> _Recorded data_
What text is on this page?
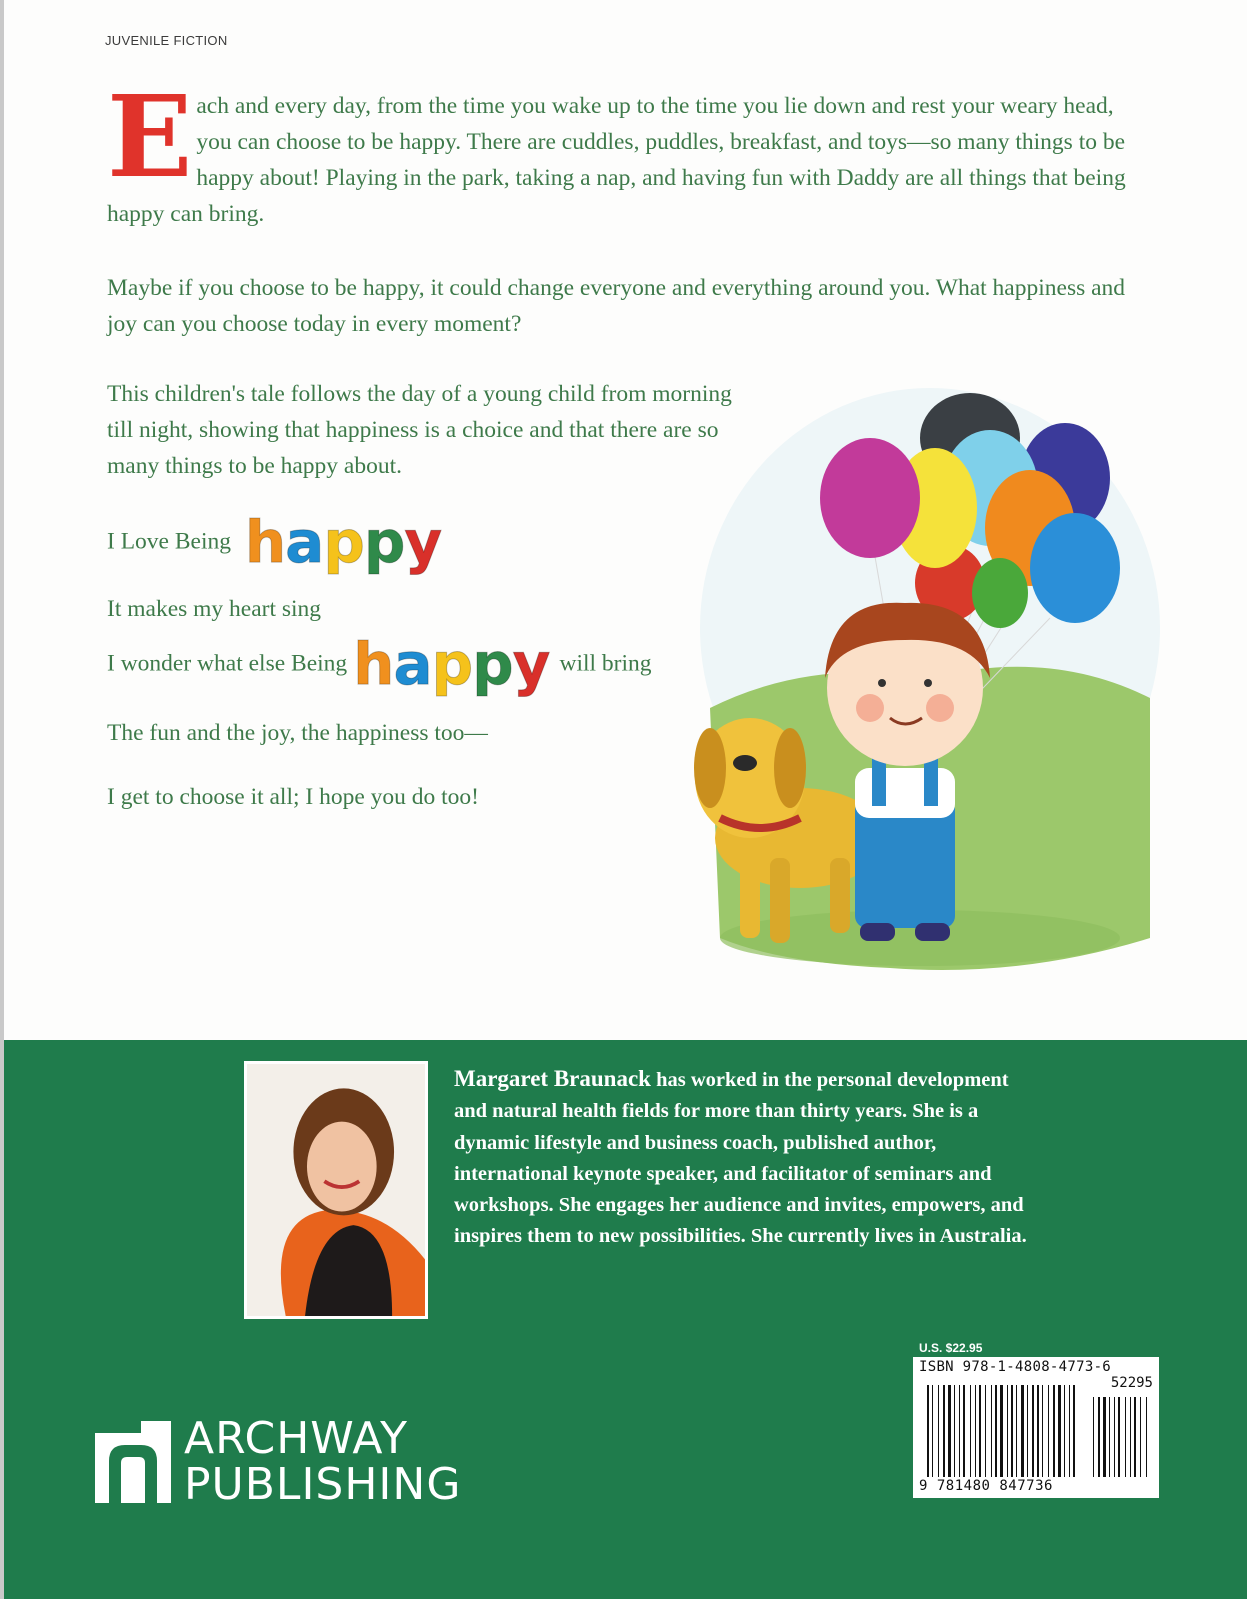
JUVENILE FICTION
Each and every day, from the time you wake up to the time you lie down and rest your weary head, you can choose to be happy. There are cuddles, puddles, breakfast, and toys—so many things to be happy about! Playing in the park, taking a nap, and having fun with Daddy are all things that being happy can bring.
Maybe if you choose to be happy, it could change everyone and everything around you. What happiness and joy can you choose today in every moment?
This children's tale follows the day of a young child from morning till night, showing that happiness is a choice and that there are so many things to be happy about.
I Love Being happy
It makes my heart sing
I wonder what else Being happy will bring
The fun and the joy, the happiness too—
I get to choose it all; I hope you do too!
Margaret Braunack has worked in the personal development and natural health fields for more than thirty years. She is a dynamic lifestyle and business coach, published author, international keynote speaker, and facilitator of seminars and workshops. She engages her audience and invites, empowers, and inspires them to new possibilities. She currently lives in Australia.
ARCHWAY
PUBLISHING
U.S. $22.95
ISBN 978-1-4808-4773-6
52295
9 781480 847736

> _AIM OF THE EXERCISE_
The lines above form a set of records; determine how many of them contain the string "choose" and give that number alone.

> _THE RESULT_
3